* _WHAT TO DO_:
All of the data should be output character for character, except the pictures.

··· DATA SHOWN

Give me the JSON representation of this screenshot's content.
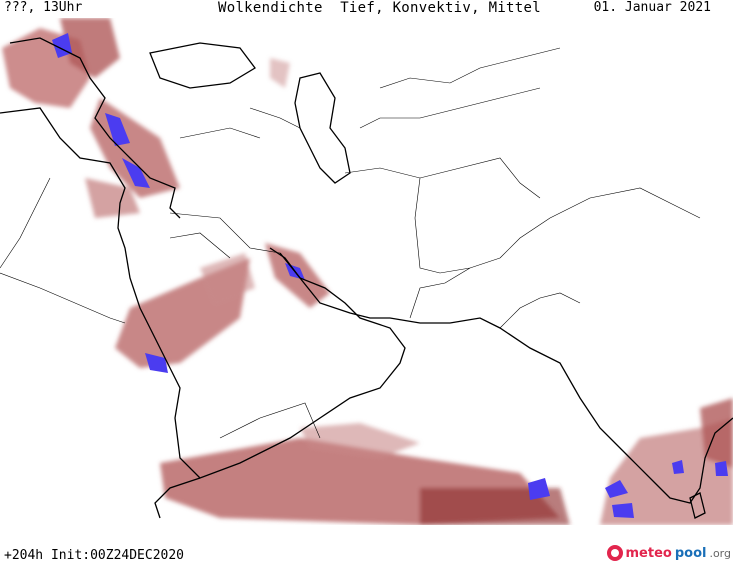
{
  "header": {
    "left": "???, 13Uhr",
    "center": "Wolkendichte  Tief, Konvektiv, Mittel",
    "right": "01. Januar 2021"
  },
  "footer": {
    "info": "+204h Init:00Z24DEC2020",
    "brand_part1": "meteo",
    "brand_part2": "pool",
    "brand_part3": ".org"
  },
  "colors": {
    "cloud_light": "#d9a0a0",
    "cloud_mid": "#b56060",
    "cloud_dark": "#8a2a2a",
    "cloud_dense": "#4b3cf0",
    "coast": "#000000",
    "border": "#000000"
  }
}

······

* _PROBLEM SOLUTION_:
Give me the JSON representation of this screenshot's content.
{
  "header": {
    "left": "???, 13Uhr",
    "center": "Wolkendichte  Tief, Konvektiv, Mittel",
    "right": "01. Januar 2021"
  },
  "footer": {
    "info": "+204h Init:00Z24DEC2020",
    "brand_part1": "meteo",
    "brand_part2": "pool",
    "brand_part3": ".org"
  },
  "colors": {
    "cloud_light": "#d9a0a0",
    "cloud_mid": "#b56060",
    "cloud_dark": "#8a2a2a",
    "cloud_dense": "#4b3cf0",
    "coast": "#000000",
    "border": "#000000"
  }
}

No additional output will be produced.